**What is expected**
Find each line with the word "christmas" and say how many there are, nothing else.

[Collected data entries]
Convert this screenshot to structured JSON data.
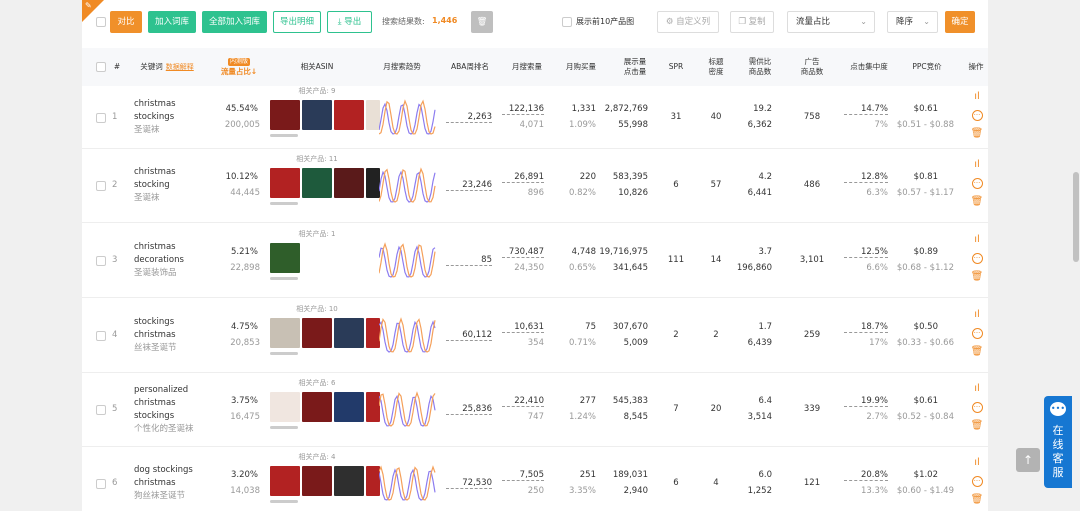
{
  "toolbar": {
    "compare": "对比",
    "add_to_library": "加入词库",
    "add_all_to_library": "全部加入词库",
    "export_details": "导出明细",
    "export": "导出",
    "result_label": "搜索结果数:",
    "result_count": "1,446",
    "top10_label": "展示前10产品图",
    "custom_columns": "自定义列",
    "copy": "复制",
    "sort_field": "流量占比",
    "sort_order": "降序",
    "confirm": "确定"
  },
  "headers": {
    "index": "#",
    "keyword": "关键词",
    "data_explain": "数据解释",
    "traffic_tag": "内测版",
    "traffic": "流量占比↓",
    "asin": "相关ASIN",
    "trend": "月搜索趋势",
    "aba": "ABA周排名",
    "monthly_search": "月搜索量",
    "monthly_purchase": "月购买量",
    "impressions_1": "展示量",
    "impressions_2": "点击量",
    "spr": "SPR",
    "title_density_1": "标题",
    "title_density_2": "密度",
    "supply_1": "需供比",
    "supply_2": "商品数",
    "ad_1": "广告",
    "ad_2": "商品数",
    "click_conc": "点击集中度",
    "ppc": "PPC竞价",
    "ops": "操作"
  },
  "rows": [
    {
      "idx": "1",
      "kw": "christmas stockings",
      "cn": "圣诞袜",
      "pct": "45.54%",
      "traffic": "200,005",
      "rel": "相关产品: 9",
      "aba": "2,263",
      "ms": "122,136",
      "ms2": "4,071",
      "mp": "1,331",
      "mp2": "1.09%",
      "imp": "2,872,769",
      "clk": "55,998",
      "spr": "31",
      "td": "40",
      "sr": "19.2",
      "prod": "6,362",
      "ad": "758",
      "cc": "14.7%",
      "cc2": "7%",
      "ppc": "$0.61",
      "ppc2": "$0.51 - $0.88"
    },
    {
      "idx": "2",
      "kw": "christmas stocking",
      "cn": "圣诞袜",
      "pct": "10.12%",
      "traffic": "44,445",
      "rel": "相关产品: 11",
      "aba": "23,246",
      "ms": "26,891",
      "ms2": "896",
      "mp": "220",
      "mp2": "0.82%",
      "imp": "583,395",
      "clk": "10,826",
      "spr": "6",
      "td": "57",
      "sr": "4.2",
      "prod": "6,441",
      "ad": "486",
      "cc": "12.8%",
      "cc2": "6.3%",
      "ppc": "$0.81",
      "ppc2": "$0.57 - $1.17"
    },
    {
      "idx": "3",
      "kw": "christmas decorations",
      "cn": "圣诞装饰品",
      "pct": "5.21%",
      "traffic": "22,898",
      "rel": "相关产品: 1",
      "aba": "85",
      "ms": "730,487",
      "ms2": "24,350",
      "mp": "4,748",
      "mp2": "0.65%",
      "imp": "19,716,975",
      "clk": "341,645",
      "spr": "111",
      "td": "14",
      "sr": "3.7",
      "prod": "196,860",
      "ad": "3,101",
      "cc": "12.5%",
      "cc2": "6.6%",
      "ppc": "$0.89",
      "ppc2": "$0.68 - $1.12"
    },
    {
      "idx": "4",
      "kw": "stockings christmas",
      "cn": "丝袜圣诞节",
      "pct": "4.75%",
      "traffic": "20,853",
      "rel": "相关产品: 10",
      "aba": "60,112",
      "ms": "10,631",
      "ms2": "354",
      "mp": "75",
      "mp2": "0.71%",
      "imp": "307,670",
      "clk": "5,009",
      "spr": "2",
      "td": "2",
      "sr": "1.7",
      "prod": "6,439",
      "ad": "259",
      "cc": "18.7%",
      "cc2": "17%",
      "ppc": "$0.50",
      "ppc2": "$0.33 - $0.66"
    },
    {
      "idx": "5",
      "kw": "personalized christmas stockings",
      "cn": "个性化的圣诞袜",
      "pct": "3.75%",
      "traffic": "16,475",
      "rel": "相关产品: 6",
      "aba": "25,836",
      "ms": "22,410",
      "ms2": "747",
      "mp": "277",
      "mp2": "1.24%",
      "imp": "545,383",
      "clk": "8,545",
      "spr": "7",
      "td": "20",
      "sr": "6.4",
      "prod": "3,514",
      "ad": "339",
      "cc": "19.9%",
      "cc2": "2.7%",
      "ppc": "$0.61",
      "ppc2": "$0.52 - $0.84"
    },
    {
      "idx": "6",
      "kw": "dog stockings christmas",
      "cn": "狗丝袜圣诞节",
      "pct": "3.20%",
      "traffic": "14,038",
      "rel": "相关产品: 4",
      "aba": "72,530",
      "ms": "7,505",
      "ms2": "250",
      "mp": "251",
      "mp2": "3.35%",
      "imp": "189,031",
      "clk": "2,940",
      "spr": "6",
      "td": "4",
      "sr": "6.0",
      "prod": "1,252",
      "ad": "121",
      "cc": "20.8%",
      "cc2": "13.3%",
      "ppc": "$1.02",
      "ppc2": "$0.60 - $1.49"
    }
  ],
  "service": "在线客服",
  "icons": {
    "pin": "pin-icon",
    "download": "download-icon",
    "delete": "trash-icon",
    "gear": "gear-icon",
    "copy": "copy-icon",
    "chart": "bar-chart-icon",
    "more": "more-icon",
    "top": "arrow-up-icon",
    "chat": "chat-icon"
  },
  "colors": {
    "accent": "#f08a24",
    "green": "#2ec28f",
    "blue": "#1677d2",
    "trend_orange": "#f5a05a",
    "trend_purple": "#8c7cf0"
  }
}
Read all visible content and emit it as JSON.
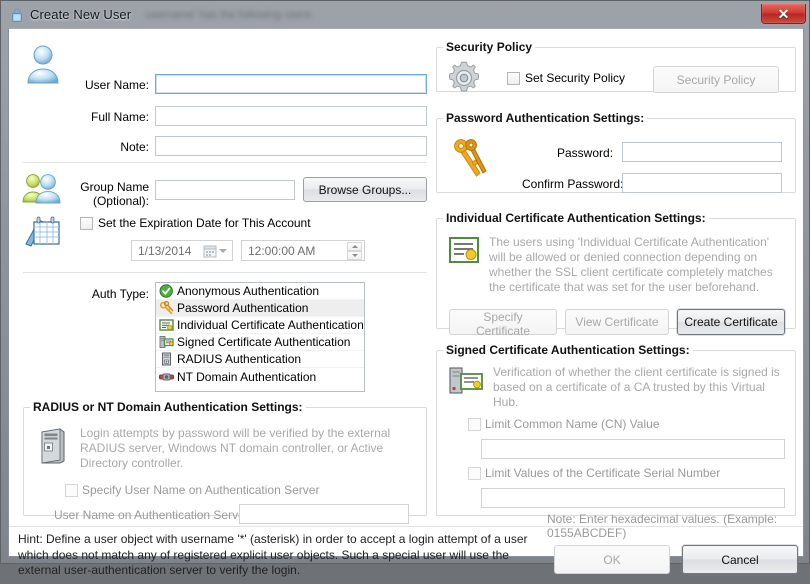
{
  "window": {
    "title": "Create New User",
    "ghost_text": "username' has the following users",
    "close_label": "×"
  },
  "user": {
    "username_label": "User Name:",
    "username_value": "",
    "fullname_label": "Full Name:",
    "fullname_value": "",
    "note_label": "Note:",
    "note_value": ""
  },
  "group": {
    "label_line1": "Group Name",
    "label_line2": "(Optional):",
    "value": "",
    "browse_button": "Browse Groups..."
  },
  "expiration": {
    "checkbox_label": "Set the Expiration Date for This Account",
    "checked": false,
    "date_value": "1/13/2014",
    "time_value": "12:00:00 AM"
  },
  "auth": {
    "label": "Auth Type:",
    "selected_index": 1,
    "items": [
      {
        "label": "Anonymous Authentication",
        "icon": "green-check-icon"
      },
      {
        "label": "Password Authentication",
        "icon": "key-icon"
      },
      {
        "label": "Individual Certificate Authentication",
        "icon": "certificate-icon"
      },
      {
        "label": "Signed Certificate Authentication",
        "icon": "signed-certificate-icon"
      },
      {
        "label": "RADIUS Authentication",
        "icon": "server-icon"
      },
      {
        "label": "NT Domain Authentication",
        "icon": "nt-domain-icon"
      }
    ]
  },
  "radius": {
    "legend": "RADIUS or NT Domain Authentication Settings:",
    "description": "Login attempts by password will be verified by the external RADIUS server, Windows NT domain controller, or Active Directory controller.",
    "specify_checkbox_label": "Specify User Name on Authentication Server",
    "specify_checked": false,
    "username_label": "User Name on Authentication Server:",
    "username_value": ""
  },
  "security_policy": {
    "legend": "Security Policy",
    "checkbox_label": "Set Security Policy",
    "checked": false,
    "button_label": "Security Policy"
  },
  "password_auth": {
    "legend": "Password Authentication Settings:",
    "password_label": "Password:",
    "password_value": "",
    "confirm_label": "Confirm Password:",
    "confirm_value": ""
  },
  "individual_cert": {
    "legend": "Individual Certificate Authentication Settings:",
    "description": "The users using 'Individual Certificate Authentication' will be allowed or denied connection depending on whether the SSL client certificate completely matches the certificate that was set for the user beforehand.",
    "specify_button": "Specify Certificate",
    "view_button": "View Certificate",
    "create_button": "Create Certificate"
  },
  "signed_cert": {
    "legend": "Signed Certificate Authentication Settings:",
    "description": "Verification of whether the client certificate is signed is based on a certificate of a CA trusted by this Virtual Hub.",
    "cn_checkbox_label": "Limit Common Name (CN) Value",
    "cn_checked": false,
    "cn_value": "",
    "serial_checkbox_label": "Limit Values of the Certificate Serial Number",
    "serial_checked": false,
    "serial_value": "",
    "note": "Note: Enter hexadecimal values. (Example: 0155ABCDEF)"
  },
  "footer": {
    "hint": "Hint: Define a user object with username '*' (asterisk) in order to accept a login attempt of a user which does not match any of registered explicit user objects. Such a special user will use the external user-authentication server to verify the login.",
    "ok_label": "OK",
    "cancel_label": "Cancel"
  },
  "colors": {
    "accent_focus": "#6faadd",
    "close_red": "#d23a32",
    "disabled_text": "#a9a9a9"
  }
}
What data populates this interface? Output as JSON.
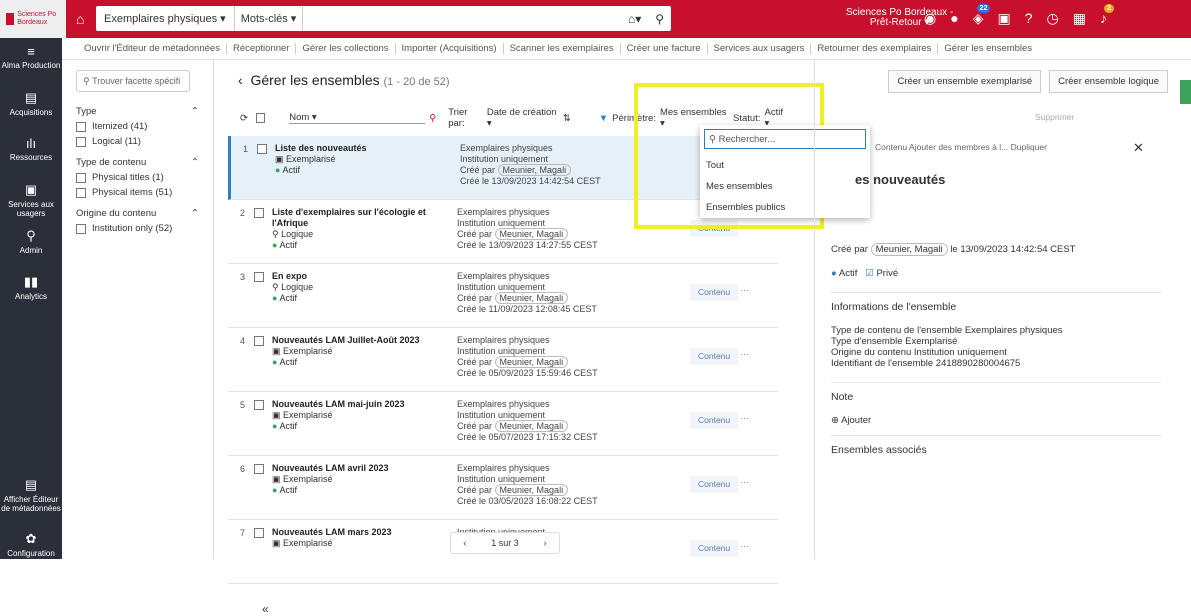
{
  "topbar": {
    "logo": "Sciences Po Bordeaux",
    "scope": "Exemplaires physiques ▾",
    "scope2": "Mots-clés ▾",
    "institution_line1": "Sciences Po Bordeaux -",
    "institution_line2": "Prêt-Retour ▾",
    "badge1": "22",
    "badge2": "2"
  },
  "leftnav": {
    "items": [
      {
        "icon": "≡",
        "label": "Alma Production"
      },
      {
        "icon": "▤",
        "label": "Acquisitions"
      },
      {
        "icon": "ılı",
        "label": "Ressources"
      },
      {
        "icon": "▣",
        "label": "Services aux usagers"
      },
      {
        "icon": "⚲",
        "label": "Admin"
      },
      {
        "icon": "▮▮",
        "label": "Analytics"
      }
    ],
    "bottom1": "Afficher Éditeur de métadonnées",
    "bottom2": "Configuration"
  },
  "menubar": [
    "Ouvrir l'Éditeur de métadonnées",
    "Réceptionner",
    "Gérer les collections",
    "Importer (Acquisitions)",
    "Scanner les exemplaires",
    "Créer une facture",
    "Services aux usagers",
    "Retourner des exemplaires",
    "Gérer les ensembles"
  ],
  "facets": {
    "search_placeholder": "Trouver facette spécifi",
    "groups": [
      {
        "title": "Type",
        "items": [
          "Itemized (41)",
          "Logical (11)"
        ]
      },
      {
        "title": "Type de contenu",
        "items": [
          "Physical titles (1)",
          "Physical items (51)"
        ]
      },
      {
        "title": "Origine du contenu",
        "items": [
          "Institution only (52)"
        ]
      }
    ]
  },
  "main": {
    "title": "Gérer les ensembles",
    "count": "(1 - 20 de 52)",
    "name_select": "Nom ▾",
    "sort_label": "Trier par:",
    "sort_value": "Date de création ▾",
    "perimetre_label": "Périmètre:",
    "perimetre_value": "Mes ensembles ▾",
    "statut_label": "Statut:",
    "statut_value": "Actif ▾"
  },
  "rows": [
    {
      "num": "1",
      "name": "Liste des nouveautés",
      "type": "Exemplarisé",
      "status": "Actif",
      "c1": "Exemplaires physiques",
      "c2": "Institution uniquement",
      "author": "Meunier, Magali",
      "date": "Créé le 13/09/2023 14:42:54 CEST"
    },
    {
      "num": "2",
      "name": "Liste d'exemplaires sur l'écologie et l'Afrique",
      "type": "Logique",
      "status": "Actif",
      "c1": "Exemplaires physiques",
      "c2": "Institution uniquement",
      "author": "Meunier, Magali",
      "date": "Créé le 13/09/2023 14:27:55 CEST"
    },
    {
      "num": "3",
      "name": "En expo",
      "type": "Logique",
      "status": "Actif",
      "c1": "Exemplaires physiques",
      "c2": "Institution uniquement",
      "author": "Meunier, Magali",
      "date": "Créé le 11/09/2023 12:08:45 CEST"
    },
    {
      "num": "4",
      "name": "Nouveautés LAM Juillet-Août 2023",
      "type": "Exemplarisé",
      "status": "Actif",
      "c1": "Exemplaires physiques",
      "c2": "Institution uniquement",
      "author": "Meunier, Magali",
      "date": "Créé le 05/09/2023 15:59:46 CEST"
    },
    {
      "num": "5",
      "name": "Nouveautés LAM mai-juin 2023",
      "type": "Exemplarisé",
      "status": "Actif",
      "c1": "Exemplaires physiques",
      "c2": "Institution uniquement",
      "author": "Meunier, Magali",
      "date": "Créé le 05/07/2023 17:15:32 CEST"
    },
    {
      "num": "6",
      "name": "Nouveautés LAM avril 2023",
      "type": "Exemplarisé",
      "status": "Actif",
      "c1": "Exemplaires physiques",
      "c2": "Institution uniquement",
      "author": "Meunier, Magali",
      "date": "Créé le 03/05/2023 16:08:22 CEST"
    },
    {
      "num": "7",
      "name": "Nouveautés LAM mars 2023",
      "type": "Exemplarisé",
      "status": "",
      "c1": "Institution uniquement",
      "c2": "",
      "author": "",
      "date": ""
    }
  ],
  "row_button": "Contenu",
  "pager": "1 sur 3",
  "dropdown": {
    "search": "Rechercher...",
    "options": [
      "Tout",
      "Mes ensembles",
      "Ensembles publics"
    ]
  },
  "right": {
    "btn1": "Créer un ensemble exemplarisé",
    "btn2": "Créer ensemble logique",
    "supprimer": "Supprimer",
    "tabs": "Contenu   Ajouter des membres à l...   Dupliquer",
    "title": "es nouveautés",
    "created": "Créé par",
    "author": "Meunier, Magali",
    "created_date": "le 13/09/2023 14:42:54 CEST",
    "actif": "Actif",
    "prive": "Privé",
    "info_title": "Informations de l'ensemble",
    "info": [
      "Type de contenu de l'ensemble Exemplaires physiques",
      "Type d'ensemble Exemplarisé",
      "Origine du contenu Institution uniquement",
      "Identifiant de l'ensemble 2418890280004675"
    ],
    "note": "Note",
    "ajouter": "Ajouter",
    "associes": "Ensembles associés"
  }
}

**Task solution**
6